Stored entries
┄┄┄┄┄┄
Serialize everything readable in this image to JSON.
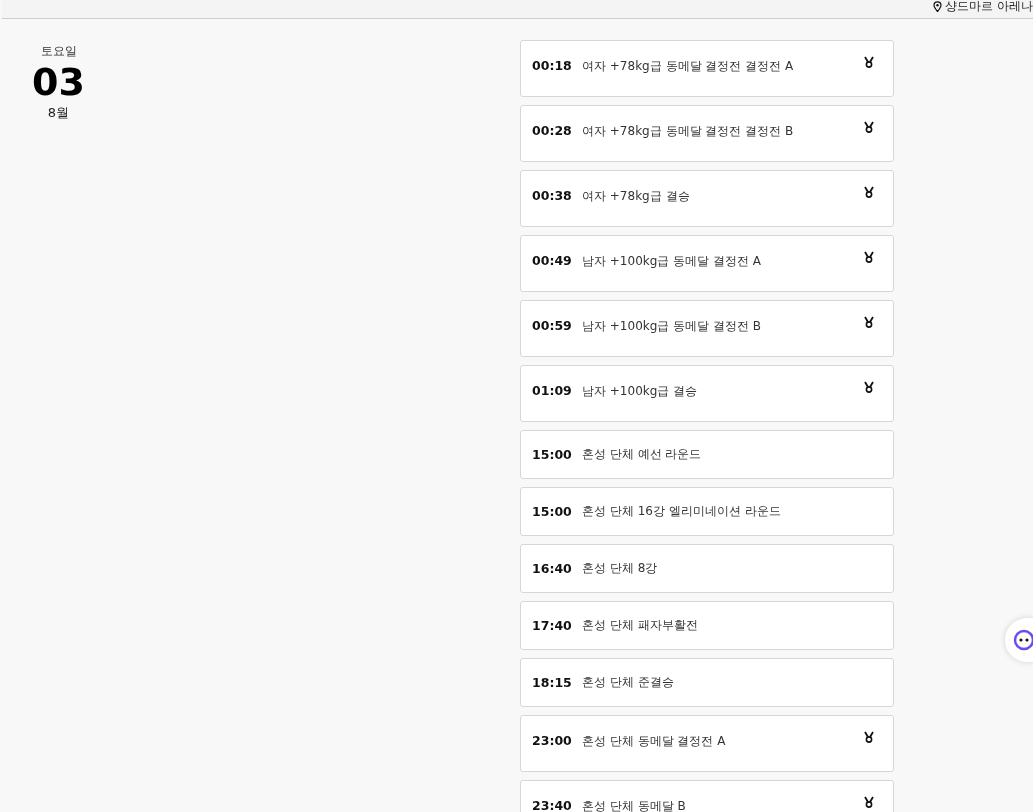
{
  "venue": "샹드마르 아레나",
  "date": {
    "weekday": "토요일",
    "day": "03",
    "month": "8월"
  },
  "events": [
    {
      "time": "00:18",
      "title": "여자 +78kg급 동메달 결정전 결정전 A",
      "medal": true
    },
    {
      "time": "00:28",
      "title": "여자 +78kg급 동메달 결정전 결정전 B",
      "medal": true
    },
    {
      "time": "00:38",
      "title": "여자 +78kg급 결승",
      "medal": true
    },
    {
      "time": "00:49",
      "title": "남자 +100kg급 동메달 결정전 A",
      "medal": true
    },
    {
      "time": "00:59",
      "title": "남자 +100kg급 동메달 결정전 B",
      "medal": true
    },
    {
      "time": "01:09",
      "title": "남자 +100kg급 결승",
      "medal": true
    },
    {
      "time": "15:00",
      "title": "혼성 단체 예선 라운드",
      "medal": false
    },
    {
      "time": "15:00",
      "title": "혼성 단체 16강 엘리미네이션 라운드",
      "medal": false
    },
    {
      "time": "16:40",
      "title": "혼성 단체 8강",
      "medal": false
    },
    {
      "time": "17:40",
      "title": "혼성 단체 패자부활전",
      "medal": false
    },
    {
      "time": "18:15",
      "title": "혼성 단체 준결승",
      "medal": false
    },
    {
      "time": "23:00",
      "title": "혼성 단체 동메달 결정전 A",
      "medal": true
    },
    {
      "time": "23:40",
      "title": "혼성 단체 동메달 B",
      "medal": true
    }
  ]
}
┄┄┄┄┄┄
• What is expected
Repeat the full listing above exactly, with no pictures in the copy.

• Task solution
Serialize everything readable in this image to JSON.
{
  "venue": "샹드마르 아레나",
  "date": {
    "weekday": "토요일",
    "day": "03",
    "month": "8월"
  },
  "events": [
    {
      "time": "00:18",
      "title": "여자 +78kg급 동메달 결정전 결정전 A",
      "medal": true
    },
    {
      "time": "00:28",
      "title": "여자 +78kg급 동메달 결정전 결정전 B",
      "medal": true
    },
    {
      "time": "00:38",
      "title": "여자 +78kg급 결승",
      "medal": true
    },
    {
      "time": "00:49",
      "title": "남자 +100kg급 동메달 결정전 A",
      "medal": true
    },
    {
      "time": "00:59",
      "title": "남자 +100kg급 동메달 결정전 B",
      "medal": true
    },
    {
      "time": "01:09",
      "title": "남자 +100kg급 결승",
      "medal": true
    },
    {
      "time": "15:00",
      "title": "혼성 단체 예선 라운드",
      "medal": false
    },
    {
      "time": "15:00",
      "title": "혼성 단체 16강 엘리미네이션 라운드",
      "medal": false
    },
    {
      "time": "16:40",
      "title": "혼성 단체 8강",
      "medal": false
    },
    {
      "time": "17:40",
      "title": "혼성 단체 패자부활전",
      "medal": false
    },
    {
      "time": "18:15",
      "title": "혼성 단체 준결승",
      "medal": false
    },
    {
      "time": "23:00",
      "title": "혼성 단체 동메달 결정전 A",
      "medal": true
    },
    {
      "time": "23:40",
      "title": "혼성 단체 동메달 B",
      "medal": true
    }
  ]
}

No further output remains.